**Problem to work on**
Your task is to copy every line of the entries that contains "icon".

**Source data**
------------------------------------

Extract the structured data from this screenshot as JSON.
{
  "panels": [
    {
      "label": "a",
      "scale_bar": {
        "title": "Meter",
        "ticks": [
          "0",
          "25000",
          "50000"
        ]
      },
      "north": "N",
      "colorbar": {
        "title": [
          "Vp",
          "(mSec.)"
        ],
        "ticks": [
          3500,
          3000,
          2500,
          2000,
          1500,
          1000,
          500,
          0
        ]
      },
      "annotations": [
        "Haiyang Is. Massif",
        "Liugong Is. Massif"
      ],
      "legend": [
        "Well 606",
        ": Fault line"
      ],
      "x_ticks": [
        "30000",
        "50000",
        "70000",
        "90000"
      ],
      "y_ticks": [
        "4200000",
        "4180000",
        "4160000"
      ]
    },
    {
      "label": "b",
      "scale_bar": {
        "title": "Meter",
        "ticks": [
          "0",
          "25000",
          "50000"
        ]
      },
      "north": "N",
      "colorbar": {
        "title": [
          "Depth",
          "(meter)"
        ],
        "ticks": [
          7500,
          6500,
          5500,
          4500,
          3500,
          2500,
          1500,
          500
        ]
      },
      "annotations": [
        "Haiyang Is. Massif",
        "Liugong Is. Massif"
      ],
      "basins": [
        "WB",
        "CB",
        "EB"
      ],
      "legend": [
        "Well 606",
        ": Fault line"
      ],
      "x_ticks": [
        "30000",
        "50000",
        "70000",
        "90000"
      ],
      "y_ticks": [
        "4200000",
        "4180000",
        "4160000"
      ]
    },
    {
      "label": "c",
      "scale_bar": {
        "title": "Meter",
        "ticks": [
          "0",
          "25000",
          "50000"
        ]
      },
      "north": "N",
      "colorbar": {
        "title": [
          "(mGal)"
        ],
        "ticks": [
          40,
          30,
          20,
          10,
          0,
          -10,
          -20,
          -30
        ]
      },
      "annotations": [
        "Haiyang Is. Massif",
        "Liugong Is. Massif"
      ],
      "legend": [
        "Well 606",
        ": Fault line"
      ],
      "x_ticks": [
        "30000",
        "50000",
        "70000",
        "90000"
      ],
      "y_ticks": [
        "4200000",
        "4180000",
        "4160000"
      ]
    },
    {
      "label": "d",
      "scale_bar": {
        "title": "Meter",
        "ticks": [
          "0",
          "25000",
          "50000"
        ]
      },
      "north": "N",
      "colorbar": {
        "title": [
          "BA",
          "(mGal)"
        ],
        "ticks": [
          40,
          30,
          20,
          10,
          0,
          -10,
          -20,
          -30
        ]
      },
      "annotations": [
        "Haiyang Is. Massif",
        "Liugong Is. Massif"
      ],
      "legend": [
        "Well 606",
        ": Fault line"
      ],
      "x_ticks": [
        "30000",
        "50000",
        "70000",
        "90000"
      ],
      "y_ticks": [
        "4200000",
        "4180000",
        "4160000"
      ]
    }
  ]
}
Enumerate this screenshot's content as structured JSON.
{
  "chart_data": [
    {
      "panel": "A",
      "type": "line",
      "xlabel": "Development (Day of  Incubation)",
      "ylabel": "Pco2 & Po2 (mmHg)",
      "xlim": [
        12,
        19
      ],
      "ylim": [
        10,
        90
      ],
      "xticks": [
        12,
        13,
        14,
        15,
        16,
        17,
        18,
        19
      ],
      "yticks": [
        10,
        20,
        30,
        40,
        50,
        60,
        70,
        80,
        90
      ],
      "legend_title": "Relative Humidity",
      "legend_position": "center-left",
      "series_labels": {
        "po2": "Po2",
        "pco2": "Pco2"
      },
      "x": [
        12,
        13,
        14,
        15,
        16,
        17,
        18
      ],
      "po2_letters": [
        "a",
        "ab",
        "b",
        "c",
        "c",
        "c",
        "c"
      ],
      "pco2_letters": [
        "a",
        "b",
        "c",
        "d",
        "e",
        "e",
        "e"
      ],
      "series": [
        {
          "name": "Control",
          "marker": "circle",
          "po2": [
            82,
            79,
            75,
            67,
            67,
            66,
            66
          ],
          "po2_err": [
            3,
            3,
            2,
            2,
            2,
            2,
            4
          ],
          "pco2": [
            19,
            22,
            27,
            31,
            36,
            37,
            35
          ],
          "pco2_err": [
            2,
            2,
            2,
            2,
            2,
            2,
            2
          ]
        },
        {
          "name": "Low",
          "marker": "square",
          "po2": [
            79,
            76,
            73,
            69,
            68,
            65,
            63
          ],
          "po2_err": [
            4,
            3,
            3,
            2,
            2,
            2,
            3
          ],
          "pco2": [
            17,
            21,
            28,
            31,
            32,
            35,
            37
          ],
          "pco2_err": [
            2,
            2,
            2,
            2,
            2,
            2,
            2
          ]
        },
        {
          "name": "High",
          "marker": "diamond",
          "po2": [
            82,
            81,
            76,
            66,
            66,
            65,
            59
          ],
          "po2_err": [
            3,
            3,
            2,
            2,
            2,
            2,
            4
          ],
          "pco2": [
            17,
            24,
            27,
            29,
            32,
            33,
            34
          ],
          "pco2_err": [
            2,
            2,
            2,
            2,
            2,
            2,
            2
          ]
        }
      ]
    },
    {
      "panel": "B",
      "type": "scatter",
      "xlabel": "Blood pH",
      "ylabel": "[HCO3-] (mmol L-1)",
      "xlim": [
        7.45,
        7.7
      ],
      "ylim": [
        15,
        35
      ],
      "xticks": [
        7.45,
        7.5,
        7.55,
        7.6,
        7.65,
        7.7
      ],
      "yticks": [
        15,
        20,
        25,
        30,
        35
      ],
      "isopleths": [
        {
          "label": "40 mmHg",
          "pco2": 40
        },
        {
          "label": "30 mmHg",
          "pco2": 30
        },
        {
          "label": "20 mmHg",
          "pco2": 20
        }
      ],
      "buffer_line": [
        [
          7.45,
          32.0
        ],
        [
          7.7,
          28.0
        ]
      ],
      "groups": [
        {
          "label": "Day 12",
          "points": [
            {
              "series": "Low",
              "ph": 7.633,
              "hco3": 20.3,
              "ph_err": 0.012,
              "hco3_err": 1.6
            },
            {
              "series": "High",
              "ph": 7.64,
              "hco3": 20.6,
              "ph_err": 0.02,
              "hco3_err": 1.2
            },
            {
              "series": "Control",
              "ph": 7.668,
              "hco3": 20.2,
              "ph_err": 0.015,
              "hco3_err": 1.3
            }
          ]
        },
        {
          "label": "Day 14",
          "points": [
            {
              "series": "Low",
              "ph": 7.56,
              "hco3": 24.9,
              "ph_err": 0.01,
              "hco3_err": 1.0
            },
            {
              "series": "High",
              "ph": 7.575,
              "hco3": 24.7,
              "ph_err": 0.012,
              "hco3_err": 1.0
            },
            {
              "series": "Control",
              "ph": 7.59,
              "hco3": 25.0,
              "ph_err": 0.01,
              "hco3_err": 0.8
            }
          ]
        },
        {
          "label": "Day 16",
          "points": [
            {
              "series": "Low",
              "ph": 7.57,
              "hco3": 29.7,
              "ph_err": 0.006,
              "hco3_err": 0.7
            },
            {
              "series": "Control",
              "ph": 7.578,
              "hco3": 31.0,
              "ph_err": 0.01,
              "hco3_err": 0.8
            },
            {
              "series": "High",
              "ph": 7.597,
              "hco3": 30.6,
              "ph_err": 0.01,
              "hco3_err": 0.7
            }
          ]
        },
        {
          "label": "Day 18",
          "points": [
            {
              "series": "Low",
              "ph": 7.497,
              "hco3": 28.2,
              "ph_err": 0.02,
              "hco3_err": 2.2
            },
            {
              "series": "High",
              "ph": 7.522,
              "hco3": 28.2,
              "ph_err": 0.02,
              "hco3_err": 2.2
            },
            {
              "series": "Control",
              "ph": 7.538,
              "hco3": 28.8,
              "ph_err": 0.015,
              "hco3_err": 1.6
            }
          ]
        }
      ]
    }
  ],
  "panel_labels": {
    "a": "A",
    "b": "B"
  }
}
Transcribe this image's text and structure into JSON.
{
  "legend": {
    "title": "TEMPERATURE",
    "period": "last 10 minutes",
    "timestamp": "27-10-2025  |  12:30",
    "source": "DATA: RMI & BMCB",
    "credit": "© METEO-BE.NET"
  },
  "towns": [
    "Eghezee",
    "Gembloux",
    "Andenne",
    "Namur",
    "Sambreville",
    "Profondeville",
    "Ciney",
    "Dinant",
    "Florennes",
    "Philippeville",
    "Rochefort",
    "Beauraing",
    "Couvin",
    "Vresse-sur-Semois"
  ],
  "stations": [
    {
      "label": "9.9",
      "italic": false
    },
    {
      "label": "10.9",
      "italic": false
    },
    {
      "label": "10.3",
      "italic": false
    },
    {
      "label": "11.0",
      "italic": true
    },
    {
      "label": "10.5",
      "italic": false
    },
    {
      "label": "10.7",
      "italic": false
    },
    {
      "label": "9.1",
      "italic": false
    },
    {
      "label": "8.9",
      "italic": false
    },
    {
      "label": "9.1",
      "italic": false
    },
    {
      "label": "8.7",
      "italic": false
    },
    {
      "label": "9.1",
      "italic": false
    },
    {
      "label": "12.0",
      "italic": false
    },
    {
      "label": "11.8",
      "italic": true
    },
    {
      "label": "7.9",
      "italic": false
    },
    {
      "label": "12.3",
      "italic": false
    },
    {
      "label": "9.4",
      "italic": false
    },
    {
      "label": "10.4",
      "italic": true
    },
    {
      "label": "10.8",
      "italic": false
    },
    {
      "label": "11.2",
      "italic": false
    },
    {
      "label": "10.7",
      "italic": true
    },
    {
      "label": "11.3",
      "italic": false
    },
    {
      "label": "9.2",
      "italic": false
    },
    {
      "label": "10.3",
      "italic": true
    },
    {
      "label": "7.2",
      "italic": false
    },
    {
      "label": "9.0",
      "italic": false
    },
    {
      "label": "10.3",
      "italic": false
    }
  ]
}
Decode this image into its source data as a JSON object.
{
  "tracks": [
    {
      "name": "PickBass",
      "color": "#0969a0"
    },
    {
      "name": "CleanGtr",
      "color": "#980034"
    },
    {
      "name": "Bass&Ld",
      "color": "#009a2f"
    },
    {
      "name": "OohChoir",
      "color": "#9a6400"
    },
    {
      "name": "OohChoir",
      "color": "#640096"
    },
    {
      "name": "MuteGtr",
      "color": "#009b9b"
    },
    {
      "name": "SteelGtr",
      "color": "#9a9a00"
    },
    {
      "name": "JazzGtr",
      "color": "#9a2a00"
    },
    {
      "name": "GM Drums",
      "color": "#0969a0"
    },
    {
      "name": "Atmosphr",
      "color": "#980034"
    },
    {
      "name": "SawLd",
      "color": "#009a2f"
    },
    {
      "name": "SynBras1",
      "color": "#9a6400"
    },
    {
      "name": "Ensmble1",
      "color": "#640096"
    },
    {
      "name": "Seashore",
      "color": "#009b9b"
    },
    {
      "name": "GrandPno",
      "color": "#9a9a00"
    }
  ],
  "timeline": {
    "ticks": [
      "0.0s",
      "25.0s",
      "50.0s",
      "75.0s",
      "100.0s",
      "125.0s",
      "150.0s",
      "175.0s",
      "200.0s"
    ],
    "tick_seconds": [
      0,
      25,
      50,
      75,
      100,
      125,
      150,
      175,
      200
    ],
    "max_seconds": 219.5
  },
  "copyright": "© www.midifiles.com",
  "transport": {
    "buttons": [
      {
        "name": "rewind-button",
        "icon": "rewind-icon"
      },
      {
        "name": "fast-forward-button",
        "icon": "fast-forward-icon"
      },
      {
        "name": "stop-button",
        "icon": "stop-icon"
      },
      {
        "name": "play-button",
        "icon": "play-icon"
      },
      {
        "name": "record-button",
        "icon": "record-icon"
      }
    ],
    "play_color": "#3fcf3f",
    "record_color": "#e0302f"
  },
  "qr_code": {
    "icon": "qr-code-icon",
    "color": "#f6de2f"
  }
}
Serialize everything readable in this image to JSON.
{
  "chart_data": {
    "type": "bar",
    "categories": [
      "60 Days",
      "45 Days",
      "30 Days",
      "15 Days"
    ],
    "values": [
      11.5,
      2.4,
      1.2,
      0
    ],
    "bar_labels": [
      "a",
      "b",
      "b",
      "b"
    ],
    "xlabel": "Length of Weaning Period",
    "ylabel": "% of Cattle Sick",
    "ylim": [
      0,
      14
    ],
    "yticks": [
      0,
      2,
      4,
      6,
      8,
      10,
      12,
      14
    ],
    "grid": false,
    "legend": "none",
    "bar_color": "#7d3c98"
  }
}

------------------------------------

**Response below**
        "icon": "rewind-icon"
        "icon": "fast-forward-icon"
        "icon": "stop-icon"
        "icon": "play-icon"
        "icon": "record-icon"
    "icon": "qr-code-icon",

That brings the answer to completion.